## EXERCISE
Search the data for the word "that". Reproduce every line where it is found.

## WORKING DATA
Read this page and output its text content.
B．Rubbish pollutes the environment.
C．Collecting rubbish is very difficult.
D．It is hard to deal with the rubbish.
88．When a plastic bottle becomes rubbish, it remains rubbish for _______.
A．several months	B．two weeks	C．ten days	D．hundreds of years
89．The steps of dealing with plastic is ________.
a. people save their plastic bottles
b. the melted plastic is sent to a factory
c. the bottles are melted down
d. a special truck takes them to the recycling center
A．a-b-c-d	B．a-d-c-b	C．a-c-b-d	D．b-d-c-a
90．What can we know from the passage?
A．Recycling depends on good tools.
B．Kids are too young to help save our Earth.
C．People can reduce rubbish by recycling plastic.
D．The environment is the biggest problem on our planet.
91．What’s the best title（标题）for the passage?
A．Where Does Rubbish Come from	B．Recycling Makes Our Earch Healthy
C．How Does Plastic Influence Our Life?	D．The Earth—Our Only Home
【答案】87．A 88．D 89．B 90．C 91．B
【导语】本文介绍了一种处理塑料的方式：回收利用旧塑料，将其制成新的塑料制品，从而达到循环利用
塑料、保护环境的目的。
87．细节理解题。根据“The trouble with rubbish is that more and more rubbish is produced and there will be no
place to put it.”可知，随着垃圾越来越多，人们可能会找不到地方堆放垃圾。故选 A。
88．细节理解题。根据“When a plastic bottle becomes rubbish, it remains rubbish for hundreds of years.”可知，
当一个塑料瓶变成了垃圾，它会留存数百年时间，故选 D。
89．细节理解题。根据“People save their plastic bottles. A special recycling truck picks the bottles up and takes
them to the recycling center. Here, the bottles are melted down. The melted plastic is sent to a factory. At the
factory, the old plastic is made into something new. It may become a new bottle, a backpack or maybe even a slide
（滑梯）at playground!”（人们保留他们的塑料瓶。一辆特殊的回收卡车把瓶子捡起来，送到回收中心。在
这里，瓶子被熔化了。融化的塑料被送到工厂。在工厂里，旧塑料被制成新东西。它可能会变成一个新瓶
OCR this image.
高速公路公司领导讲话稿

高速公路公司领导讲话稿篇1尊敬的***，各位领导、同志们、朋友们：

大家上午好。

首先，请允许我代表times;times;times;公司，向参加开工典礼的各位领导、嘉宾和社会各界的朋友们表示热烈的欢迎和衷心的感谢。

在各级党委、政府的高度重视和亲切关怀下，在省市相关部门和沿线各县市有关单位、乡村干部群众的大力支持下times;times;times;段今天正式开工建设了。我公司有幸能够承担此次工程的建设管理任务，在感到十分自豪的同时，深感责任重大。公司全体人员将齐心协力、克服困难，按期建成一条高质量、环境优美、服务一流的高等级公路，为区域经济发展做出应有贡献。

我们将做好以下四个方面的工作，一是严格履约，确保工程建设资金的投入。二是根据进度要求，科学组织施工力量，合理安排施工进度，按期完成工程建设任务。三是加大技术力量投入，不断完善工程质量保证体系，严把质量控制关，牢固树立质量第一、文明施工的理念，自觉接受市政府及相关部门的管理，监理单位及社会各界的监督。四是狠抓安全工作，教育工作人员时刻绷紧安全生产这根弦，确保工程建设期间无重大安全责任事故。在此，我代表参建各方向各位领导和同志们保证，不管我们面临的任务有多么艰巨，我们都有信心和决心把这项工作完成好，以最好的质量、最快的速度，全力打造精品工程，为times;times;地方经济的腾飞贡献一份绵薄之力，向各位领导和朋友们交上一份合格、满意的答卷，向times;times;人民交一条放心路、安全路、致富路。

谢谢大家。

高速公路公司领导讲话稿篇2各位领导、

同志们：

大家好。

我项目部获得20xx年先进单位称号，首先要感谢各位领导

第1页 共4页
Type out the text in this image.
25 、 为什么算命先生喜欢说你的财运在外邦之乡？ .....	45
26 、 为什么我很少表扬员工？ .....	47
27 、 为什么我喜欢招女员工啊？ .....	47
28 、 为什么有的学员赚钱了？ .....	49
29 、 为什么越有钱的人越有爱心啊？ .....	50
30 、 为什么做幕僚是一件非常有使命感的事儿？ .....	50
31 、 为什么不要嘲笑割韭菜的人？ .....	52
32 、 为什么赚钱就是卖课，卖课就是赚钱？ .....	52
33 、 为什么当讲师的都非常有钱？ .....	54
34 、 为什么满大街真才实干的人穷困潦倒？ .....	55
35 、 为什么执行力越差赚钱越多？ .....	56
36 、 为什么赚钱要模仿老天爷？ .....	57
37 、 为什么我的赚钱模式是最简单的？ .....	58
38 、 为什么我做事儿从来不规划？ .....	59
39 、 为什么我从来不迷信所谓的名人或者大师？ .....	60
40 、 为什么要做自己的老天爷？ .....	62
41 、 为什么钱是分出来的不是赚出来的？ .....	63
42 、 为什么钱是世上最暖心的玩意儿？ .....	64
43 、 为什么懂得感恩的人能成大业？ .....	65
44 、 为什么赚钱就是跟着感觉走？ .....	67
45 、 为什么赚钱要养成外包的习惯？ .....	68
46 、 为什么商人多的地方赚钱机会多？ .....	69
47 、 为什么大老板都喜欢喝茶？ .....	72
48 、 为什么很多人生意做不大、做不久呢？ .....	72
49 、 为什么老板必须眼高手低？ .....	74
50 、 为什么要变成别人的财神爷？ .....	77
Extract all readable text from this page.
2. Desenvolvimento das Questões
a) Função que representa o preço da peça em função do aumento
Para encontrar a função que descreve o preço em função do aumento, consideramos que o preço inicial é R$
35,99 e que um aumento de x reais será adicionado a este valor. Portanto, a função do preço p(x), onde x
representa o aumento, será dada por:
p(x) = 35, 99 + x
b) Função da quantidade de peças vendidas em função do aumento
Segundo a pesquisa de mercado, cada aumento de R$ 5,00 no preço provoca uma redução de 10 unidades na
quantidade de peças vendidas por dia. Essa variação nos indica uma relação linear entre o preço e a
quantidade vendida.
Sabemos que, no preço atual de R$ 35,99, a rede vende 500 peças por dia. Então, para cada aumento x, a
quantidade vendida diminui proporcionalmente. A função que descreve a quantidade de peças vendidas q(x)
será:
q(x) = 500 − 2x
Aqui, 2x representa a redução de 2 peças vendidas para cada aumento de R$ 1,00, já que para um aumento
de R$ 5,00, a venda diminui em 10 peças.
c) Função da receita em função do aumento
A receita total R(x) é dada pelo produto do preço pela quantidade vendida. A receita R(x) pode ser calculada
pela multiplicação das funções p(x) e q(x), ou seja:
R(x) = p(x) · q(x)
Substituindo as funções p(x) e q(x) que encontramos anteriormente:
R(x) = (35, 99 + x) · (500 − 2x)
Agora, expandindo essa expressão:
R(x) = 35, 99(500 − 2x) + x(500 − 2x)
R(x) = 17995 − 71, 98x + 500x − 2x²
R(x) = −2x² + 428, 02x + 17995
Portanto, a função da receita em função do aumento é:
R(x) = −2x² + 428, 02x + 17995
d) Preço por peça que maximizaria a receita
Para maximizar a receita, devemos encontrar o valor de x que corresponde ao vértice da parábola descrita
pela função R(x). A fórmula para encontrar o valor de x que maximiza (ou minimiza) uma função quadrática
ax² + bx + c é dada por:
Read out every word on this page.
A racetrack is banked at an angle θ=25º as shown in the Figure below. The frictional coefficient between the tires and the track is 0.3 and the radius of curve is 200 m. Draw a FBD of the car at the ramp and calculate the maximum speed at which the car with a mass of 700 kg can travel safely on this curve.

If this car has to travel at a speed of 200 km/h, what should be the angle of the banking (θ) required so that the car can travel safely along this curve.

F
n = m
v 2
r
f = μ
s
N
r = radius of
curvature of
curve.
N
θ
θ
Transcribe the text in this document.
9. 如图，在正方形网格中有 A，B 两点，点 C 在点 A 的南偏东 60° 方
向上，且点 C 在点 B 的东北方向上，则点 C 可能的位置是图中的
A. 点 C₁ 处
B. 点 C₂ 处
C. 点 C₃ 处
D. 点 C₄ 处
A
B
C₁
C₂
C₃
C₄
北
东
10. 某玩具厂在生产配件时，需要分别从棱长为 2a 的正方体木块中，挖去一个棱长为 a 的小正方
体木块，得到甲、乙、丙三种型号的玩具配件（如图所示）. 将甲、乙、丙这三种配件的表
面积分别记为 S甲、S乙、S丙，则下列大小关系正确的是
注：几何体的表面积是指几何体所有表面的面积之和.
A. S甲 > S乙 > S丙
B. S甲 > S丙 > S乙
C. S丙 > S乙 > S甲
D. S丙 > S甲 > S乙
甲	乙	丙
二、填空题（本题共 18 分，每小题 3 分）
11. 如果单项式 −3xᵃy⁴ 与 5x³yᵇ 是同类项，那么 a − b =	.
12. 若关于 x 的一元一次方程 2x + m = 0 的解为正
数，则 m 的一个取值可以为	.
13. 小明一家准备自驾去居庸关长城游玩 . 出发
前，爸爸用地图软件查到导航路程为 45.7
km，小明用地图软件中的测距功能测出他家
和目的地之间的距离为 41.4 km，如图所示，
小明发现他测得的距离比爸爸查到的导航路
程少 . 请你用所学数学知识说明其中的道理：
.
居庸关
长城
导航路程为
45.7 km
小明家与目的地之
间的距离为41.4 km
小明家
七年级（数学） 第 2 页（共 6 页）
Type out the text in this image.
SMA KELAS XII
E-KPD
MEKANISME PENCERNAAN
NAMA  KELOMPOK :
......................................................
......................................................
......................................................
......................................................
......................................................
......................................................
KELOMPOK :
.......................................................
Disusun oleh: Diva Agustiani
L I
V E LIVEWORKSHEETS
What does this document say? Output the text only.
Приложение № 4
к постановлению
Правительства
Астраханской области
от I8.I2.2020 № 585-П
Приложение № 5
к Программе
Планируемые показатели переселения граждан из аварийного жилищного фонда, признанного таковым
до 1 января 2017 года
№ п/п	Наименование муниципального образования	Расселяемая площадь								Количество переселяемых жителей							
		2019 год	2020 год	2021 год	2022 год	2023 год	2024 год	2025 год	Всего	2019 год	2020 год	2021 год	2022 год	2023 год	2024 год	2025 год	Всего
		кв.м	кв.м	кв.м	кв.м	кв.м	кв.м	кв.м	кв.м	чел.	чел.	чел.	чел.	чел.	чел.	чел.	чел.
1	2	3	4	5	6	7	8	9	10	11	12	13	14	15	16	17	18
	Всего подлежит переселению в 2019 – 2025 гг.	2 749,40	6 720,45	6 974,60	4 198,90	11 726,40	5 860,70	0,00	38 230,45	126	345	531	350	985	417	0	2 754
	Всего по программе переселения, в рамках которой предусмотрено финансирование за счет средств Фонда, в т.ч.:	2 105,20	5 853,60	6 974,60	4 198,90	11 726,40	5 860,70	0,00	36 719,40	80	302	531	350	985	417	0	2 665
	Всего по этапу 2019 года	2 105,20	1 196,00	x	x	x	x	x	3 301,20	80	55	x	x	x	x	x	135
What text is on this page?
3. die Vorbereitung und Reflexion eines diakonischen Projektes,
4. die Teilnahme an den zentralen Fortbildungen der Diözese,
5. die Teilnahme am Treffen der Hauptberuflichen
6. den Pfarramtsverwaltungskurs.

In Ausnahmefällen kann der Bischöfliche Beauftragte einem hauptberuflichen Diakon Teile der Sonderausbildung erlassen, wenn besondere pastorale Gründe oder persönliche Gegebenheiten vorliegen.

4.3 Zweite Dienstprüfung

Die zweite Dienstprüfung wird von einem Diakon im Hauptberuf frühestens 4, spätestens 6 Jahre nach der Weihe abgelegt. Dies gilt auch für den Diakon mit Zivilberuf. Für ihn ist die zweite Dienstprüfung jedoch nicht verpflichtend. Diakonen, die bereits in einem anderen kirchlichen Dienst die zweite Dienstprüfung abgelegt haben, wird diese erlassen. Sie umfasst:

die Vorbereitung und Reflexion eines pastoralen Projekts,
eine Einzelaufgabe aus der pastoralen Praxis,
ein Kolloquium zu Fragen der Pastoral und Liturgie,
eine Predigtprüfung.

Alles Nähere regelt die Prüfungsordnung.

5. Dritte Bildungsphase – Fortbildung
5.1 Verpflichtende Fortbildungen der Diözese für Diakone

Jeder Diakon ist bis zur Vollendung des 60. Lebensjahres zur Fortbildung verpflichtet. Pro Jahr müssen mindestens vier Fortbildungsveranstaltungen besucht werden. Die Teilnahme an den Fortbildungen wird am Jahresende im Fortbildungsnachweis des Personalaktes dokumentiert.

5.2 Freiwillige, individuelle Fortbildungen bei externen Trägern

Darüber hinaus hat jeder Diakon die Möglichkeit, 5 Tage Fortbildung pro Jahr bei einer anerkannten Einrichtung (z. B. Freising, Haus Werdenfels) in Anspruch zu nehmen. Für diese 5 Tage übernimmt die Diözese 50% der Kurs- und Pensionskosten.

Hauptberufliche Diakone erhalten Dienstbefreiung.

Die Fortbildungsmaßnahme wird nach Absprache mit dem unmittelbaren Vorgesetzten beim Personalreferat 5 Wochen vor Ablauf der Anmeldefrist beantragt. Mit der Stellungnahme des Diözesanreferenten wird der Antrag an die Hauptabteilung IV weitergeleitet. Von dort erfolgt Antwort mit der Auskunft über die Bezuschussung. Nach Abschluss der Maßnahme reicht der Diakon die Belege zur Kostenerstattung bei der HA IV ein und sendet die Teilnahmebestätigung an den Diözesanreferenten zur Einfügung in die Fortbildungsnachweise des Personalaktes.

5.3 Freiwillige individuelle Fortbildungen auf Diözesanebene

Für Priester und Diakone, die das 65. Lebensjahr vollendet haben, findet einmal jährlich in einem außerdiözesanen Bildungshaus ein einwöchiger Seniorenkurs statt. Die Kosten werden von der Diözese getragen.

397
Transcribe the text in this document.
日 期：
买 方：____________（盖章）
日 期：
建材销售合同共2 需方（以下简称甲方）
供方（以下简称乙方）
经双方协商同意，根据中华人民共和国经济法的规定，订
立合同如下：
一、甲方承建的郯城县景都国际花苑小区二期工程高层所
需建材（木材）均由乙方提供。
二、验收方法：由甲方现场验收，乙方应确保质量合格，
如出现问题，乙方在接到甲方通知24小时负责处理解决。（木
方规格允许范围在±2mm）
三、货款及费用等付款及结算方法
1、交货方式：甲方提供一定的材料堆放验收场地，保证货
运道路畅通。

## OUTPUT FOR THIS EXERCISE
87．细节理解题。根据“The trouble with rubbish is that more and more rubbish is produced and there will be no
If this car has to travel at a speed of 200 km/h, what should be the angle of the banking (θ) required so that the car can travel safely along this curve.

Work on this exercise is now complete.